DATA LISTING:
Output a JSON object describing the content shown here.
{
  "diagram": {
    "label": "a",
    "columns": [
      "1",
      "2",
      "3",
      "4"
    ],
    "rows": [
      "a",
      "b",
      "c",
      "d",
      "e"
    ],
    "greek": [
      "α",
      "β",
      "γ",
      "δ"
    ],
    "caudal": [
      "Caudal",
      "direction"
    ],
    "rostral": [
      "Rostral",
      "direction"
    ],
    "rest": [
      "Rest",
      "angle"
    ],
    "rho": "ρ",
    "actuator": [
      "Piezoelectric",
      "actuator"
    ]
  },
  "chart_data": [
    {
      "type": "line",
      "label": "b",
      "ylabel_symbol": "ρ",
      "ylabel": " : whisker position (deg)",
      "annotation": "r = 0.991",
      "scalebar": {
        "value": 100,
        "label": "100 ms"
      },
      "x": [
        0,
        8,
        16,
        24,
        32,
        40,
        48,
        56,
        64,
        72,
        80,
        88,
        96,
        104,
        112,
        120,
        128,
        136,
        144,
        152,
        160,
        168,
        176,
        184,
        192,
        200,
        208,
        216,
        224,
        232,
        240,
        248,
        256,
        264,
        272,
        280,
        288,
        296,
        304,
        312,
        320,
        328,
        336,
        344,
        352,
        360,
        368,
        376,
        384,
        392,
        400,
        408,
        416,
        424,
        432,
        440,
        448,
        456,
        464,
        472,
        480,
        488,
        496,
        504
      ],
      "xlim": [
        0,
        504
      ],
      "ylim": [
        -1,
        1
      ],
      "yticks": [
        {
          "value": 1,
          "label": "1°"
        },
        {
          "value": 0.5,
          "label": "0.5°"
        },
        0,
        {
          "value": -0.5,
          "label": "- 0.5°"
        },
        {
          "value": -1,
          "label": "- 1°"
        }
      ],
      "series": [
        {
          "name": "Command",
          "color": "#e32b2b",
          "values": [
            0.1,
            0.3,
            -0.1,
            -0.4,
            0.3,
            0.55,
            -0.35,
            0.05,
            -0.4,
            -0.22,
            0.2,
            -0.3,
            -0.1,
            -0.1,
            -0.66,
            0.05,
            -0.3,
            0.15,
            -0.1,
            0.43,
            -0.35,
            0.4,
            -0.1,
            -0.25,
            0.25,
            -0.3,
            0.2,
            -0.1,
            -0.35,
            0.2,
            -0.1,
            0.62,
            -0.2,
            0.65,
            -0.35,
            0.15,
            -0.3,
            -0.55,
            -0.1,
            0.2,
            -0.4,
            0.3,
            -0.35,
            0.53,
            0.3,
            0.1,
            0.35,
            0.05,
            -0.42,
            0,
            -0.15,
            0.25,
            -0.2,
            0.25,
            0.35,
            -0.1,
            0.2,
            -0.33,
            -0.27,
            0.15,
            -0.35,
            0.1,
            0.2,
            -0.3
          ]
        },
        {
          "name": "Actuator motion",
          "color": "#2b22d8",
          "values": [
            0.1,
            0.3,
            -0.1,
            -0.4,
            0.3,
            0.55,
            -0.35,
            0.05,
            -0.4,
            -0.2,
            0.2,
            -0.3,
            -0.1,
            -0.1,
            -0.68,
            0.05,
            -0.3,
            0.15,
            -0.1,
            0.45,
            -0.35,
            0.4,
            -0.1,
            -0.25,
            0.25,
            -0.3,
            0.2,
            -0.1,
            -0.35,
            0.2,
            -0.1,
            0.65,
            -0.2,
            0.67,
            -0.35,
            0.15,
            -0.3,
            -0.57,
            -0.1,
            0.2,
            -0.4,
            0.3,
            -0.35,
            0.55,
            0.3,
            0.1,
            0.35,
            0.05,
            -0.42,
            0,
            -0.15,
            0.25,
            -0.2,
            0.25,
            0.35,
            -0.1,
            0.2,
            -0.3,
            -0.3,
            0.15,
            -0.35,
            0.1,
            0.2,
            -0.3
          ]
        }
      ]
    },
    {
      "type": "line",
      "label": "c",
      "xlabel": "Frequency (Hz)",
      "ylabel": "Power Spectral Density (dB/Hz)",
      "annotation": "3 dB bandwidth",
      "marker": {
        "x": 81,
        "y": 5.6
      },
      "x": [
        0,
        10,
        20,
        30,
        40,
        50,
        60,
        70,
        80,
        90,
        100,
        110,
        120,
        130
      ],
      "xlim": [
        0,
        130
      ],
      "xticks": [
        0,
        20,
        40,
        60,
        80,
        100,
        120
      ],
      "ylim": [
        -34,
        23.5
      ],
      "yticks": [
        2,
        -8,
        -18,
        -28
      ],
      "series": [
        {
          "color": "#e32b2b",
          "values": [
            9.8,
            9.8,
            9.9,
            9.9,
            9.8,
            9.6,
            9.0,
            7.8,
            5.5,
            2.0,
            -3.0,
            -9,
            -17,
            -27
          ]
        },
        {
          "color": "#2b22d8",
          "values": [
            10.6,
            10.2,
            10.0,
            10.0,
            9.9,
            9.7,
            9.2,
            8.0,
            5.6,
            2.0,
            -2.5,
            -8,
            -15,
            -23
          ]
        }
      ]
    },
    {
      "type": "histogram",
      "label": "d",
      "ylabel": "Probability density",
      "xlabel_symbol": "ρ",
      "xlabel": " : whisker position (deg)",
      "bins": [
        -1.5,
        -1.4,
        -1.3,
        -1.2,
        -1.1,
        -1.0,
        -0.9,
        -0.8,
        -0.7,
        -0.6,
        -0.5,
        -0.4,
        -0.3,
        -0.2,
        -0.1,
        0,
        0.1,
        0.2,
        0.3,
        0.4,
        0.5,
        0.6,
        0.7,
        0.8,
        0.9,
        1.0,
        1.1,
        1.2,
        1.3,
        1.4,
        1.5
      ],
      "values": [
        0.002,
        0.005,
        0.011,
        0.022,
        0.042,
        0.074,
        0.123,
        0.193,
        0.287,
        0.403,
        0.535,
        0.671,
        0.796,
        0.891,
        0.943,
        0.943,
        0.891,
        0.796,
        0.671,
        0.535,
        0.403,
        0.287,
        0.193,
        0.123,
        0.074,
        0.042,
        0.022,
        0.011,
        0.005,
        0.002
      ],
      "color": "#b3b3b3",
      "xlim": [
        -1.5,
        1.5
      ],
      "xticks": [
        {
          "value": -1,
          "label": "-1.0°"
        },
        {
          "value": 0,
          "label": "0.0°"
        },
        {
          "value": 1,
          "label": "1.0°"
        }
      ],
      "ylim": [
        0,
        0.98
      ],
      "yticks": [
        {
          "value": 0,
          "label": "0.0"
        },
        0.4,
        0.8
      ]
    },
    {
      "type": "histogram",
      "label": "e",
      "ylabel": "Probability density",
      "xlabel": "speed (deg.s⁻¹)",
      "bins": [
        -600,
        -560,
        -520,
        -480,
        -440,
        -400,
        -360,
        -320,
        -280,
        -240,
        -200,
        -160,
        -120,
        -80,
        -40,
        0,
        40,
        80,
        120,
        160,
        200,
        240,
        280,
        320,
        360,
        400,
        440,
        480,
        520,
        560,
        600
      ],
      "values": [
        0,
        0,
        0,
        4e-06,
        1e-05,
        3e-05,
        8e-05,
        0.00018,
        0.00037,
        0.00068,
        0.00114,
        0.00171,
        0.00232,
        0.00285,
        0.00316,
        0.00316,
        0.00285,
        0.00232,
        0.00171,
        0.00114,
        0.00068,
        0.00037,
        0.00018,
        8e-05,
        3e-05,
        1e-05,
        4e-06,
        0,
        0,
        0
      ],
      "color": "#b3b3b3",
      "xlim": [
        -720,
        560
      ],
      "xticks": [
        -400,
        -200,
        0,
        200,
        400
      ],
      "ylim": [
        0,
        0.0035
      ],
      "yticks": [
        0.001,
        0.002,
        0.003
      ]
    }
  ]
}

WHAT YOU NEED TO DO:
Without changing a word, restate the whole listing.

EXERCISE OUTPUT:
Output a JSON object describing the content shown here.
{
  "diagram": {
    "label": "a",
    "columns": [
      "1",
      "2",
      "3",
      "4"
    ],
    "rows": [
      "a",
      "b",
      "c",
      "d",
      "e"
    ],
    "greek": [
      "α",
      "β",
      "γ",
      "δ"
    ],
    "caudal": [
      "Caudal",
      "direction"
    ],
    "rostral": [
      "Rostral",
      "direction"
    ],
    "rest": [
      "Rest",
      "angle"
    ],
    "rho": "ρ",
    "actuator": [
      "Piezoelectric",
      "actuator"
    ]
  },
  "chart_data": [
    {
      "type": "line",
      "label": "b",
      "ylabel_symbol": "ρ",
      "ylabel": " : whisker position (deg)",
      "annotation": "r = 0.991",
      "scalebar": {
        "value": 100,
        "label": "100 ms"
      },
      "x": [
        0,
        8,
        16,
        24,
        32,
        40,
        48,
        56,
        64,
        72,
        80,
        88,
        96,
        104,
        112,
        120,
        128,
        136,
        144,
        152,
        160,
        168,
        176,
        184,
        192,
        200,
        208,
        216,
        224,
        232,
        240,
        248,
        256,
        264,
        272,
        280,
        288,
        296,
        304,
        312,
        320,
        328,
        336,
        344,
        352,
        360,
        368,
        376,
        384,
        392,
        400,
        408,
        416,
        424,
        432,
        440,
        448,
        456,
        464,
        472,
        480,
        488,
        496,
        504
      ],
      "xlim": [
        0,
        504
      ],
      "ylim": [
        -1,
        1
      ],
      "yticks": [
        {
          "value": 1,
          "label": "1°"
        },
        {
          "value": 0.5,
          "label": "0.5°"
        },
        0,
        {
          "value": -0.5,
          "label": "- 0.5°"
        },
        {
          "value": -1,
          "label": "- 1°"
        }
      ],
      "series": [
        {
          "name": "Command",
          "color": "#e32b2b",
          "values": [
            0.1,
            0.3,
            -0.1,
            -0.4,
            0.3,
            0.55,
            -0.35,
            0.05,
            -0.4,
            -0.22,
            0.2,
            -0.3,
            -0.1,
            -0.1,
            -0.66,
            0.05,
            -0.3,
            0.15,
            -0.1,
            0.43,
            -0.35,
            0.4,
            -0.1,
            -0.25,
            0.25,
            -0.3,
            0.2,
            -0.1,
            -0.35,
            0.2,
            -0.1,
            0.62,
            -0.2,
            0.65,
            -0.35,
            0.15,
            -0.3,
            -0.55,
            -0.1,
            0.2,
            -0.4,
            0.3,
            -0.35,
            0.53,
            0.3,
            0.1,
            0.35,
            0.05,
            -0.42,
            0,
            -0.15,
            0.25,
            -0.2,
            0.25,
            0.35,
            -0.1,
            0.2,
            -0.33,
            -0.27,
            0.15,
            -0.35,
            0.1,
            0.2,
            -0.3
          ]
        },
        {
          "name": "Actuator motion",
          "color": "#2b22d8",
          "values": [
            0.1,
            0.3,
            -0.1,
            -0.4,
            0.3,
            0.55,
            -0.35,
            0.05,
            -0.4,
            -0.2,
            0.2,
            -0.3,
            -0.1,
            -0.1,
            -0.68,
            0.05,
            -0.3,
            0.15,
            -0.1,
            0.45,
            -0.35,
            0.4,
            -0.1,
            -0.25,
            0.25,
            -0.3,
            0.2,
            -0.1,
            -0.35,
            0.2,
            -0.1,
            0.65,
            -0.2,
            0.67,
            -0.35,
            0.15,
            -0.3,
            -0.57,
            -0.1,
            0.2,
            -0.4,
            0.3,
            -0.35,
            0.55,
            0.3,
            0.1,
            0.35,
            0.05,
            -0.42,
            0,
            -0.15,
            0.25,
            -0.2,
            0.25,
            0.35,
            -0.1,
            0.2,
            -0.3,
            -0.3,
            0.15,
            -0.35,
            0.1,
            0.2,
            -0.3
          ]
        }
      ]
    },
    {
      "type": "line",
      "label": "c",
      "xlabel": "Frequency (Hz)",
      "ylabel": "Power Spectral Density (dB/Hz)",
      "annotation": "3 dB bandwidth",
      "marker": {
        "x": 81,
        "y": 5.6
      },
      "x": [
        0,
        10,
        20,
        30,
        40,
        50,
        60,
        70,
        80,
        90,
        100,
        110,
        120,
        130
      ],
      "xlim": [
        0,
        130
      ],
      "xticks": [
        0,
        20,
        40,
        60,
        80,
        100,
        120
      ],
      "ylim": [
        -34,
        23.5
      ],
      "yticks": [
        2,
        -8,
        -18,
        -28
      ],
      "series": [
        {
          "color": "#e32b2b",
          "values": [
            9.8,
            9.8,
            9.9,
            9.9,
            9.8,
            9.6,
            9.0,
            7.8,
            5.5,
            2.0,
            -3.0,
            -9,
            -17,
            -27
          ]
        },
        {
          "color": "#2b22d8",
          "values": [
            10.6,
            10.2,
            10.0,
            10.0,
            9.9,
            9.7,
            9.2,
            8.0,
            5.6,
            2.0,
            -2.5,
            -8,
            -15,
            -23
          ]
        }
      ]
    },
    {
      "type": "histogram",
      "label": "d",
      "ylabel": "Probability density",
      "xlabel_symbol": "ρ",
      "xlabel": " : whisker position (deg)",
      "bins": [
        -1.5,
        -1.4,
        -1.3,
        -1.2,
        -1.1,
        -1.0,
        -0.9,
        -0.8,
        -0.7,
        -0.6,
        -0.5,
        -0.4,
        -0.3,
        -0.2,
        -0.1,
        0,
        0.1,
        0.2,
        0.3,
        0.4,
        0.5,
        0.6,
        0.7,
        0.8,
        0.9,
        1.0,
        1.1,
        1.2,
        1.3,
        1.4,
        1.5
      ],
      "values": [
        0.002,
        0.005,
        0.011,
        0.022,
        0.042,
        0.074,
        0.123,
        0.193,
        0.287,
        0.403,
        0.535,
        0.671,
        0.796,
        0.891,
        0.943,
        0.943,
        0.891,
        0.796,
        0.671,
        0.535,
        0.403,
        0.287,
        0.193,
        0.123,
        0.074,
        0.042,
        0.022,
        0.011,
        0.005,
        0.002
      ],
      "color": "#b3b3b3",
      "xlim": [
        -1.5,
        1.5
      ],
      "xticks": [
        {
          "value": -1,
          "label": "-1.0°"
        },
        {
          "value": 0,
          "label": "0.0°"
        },
        {
          "value": 1,
          "label": "1.0°"
        }
      ],
      "ylim": [
        0,
        0.98
      ],
      "yticks": [
        {
          "value": 0,
          "label": "0.0"
        },
        0.4,
        0.8
      ]
    },
    {
      "type": "histogram",
      "label": "e",
      "ylabel": "Probability density",
      "xlabel": "speed (deg.s⁻¹)",
      "bins": [
        -600,
        -560,
        -520,
        -480,
        -440,
        -400,
        -360,
        -320,
        -280,
        -240,
        -200,
        -160,
        -120,
        -80,
        -40,
        0,
        40,
        80,
        120,
        160,
        200,
        240,
        280,
        320,
        360,
        400,
        440,
        480,
        520,
        560,
        600
      ],
      "values": [
        0,
        0,
        0,
        4e-06,
        1e-05,
        3e-05,
        8e-05,
        0.00018,
        0.00037,
        0.00068,
        0.00114,
        0.00171,
        0.00232,
        0.00285,
        0.00316,
        0.00316,
        0.00285,
        0.00232,
        0.00171,
        0.00114,
        0.00068,
        0.00037,
        0.00018,
        8e-05,
        3e-05,
        1e-05,
        4e-06,
        0,
        0,
        0
      ],
      "color": "#b3b3b3",
      "xlim": [
        -720,
        560
      ],
      "xticks": [
        -400,
        -200,
        0,
        200,
        400
      ],
      "ylim": [
        0,
        0.0035
      ],
      "yticks": [
        0.001,
        0.002,
        0.003
      ]
    }
  ]
}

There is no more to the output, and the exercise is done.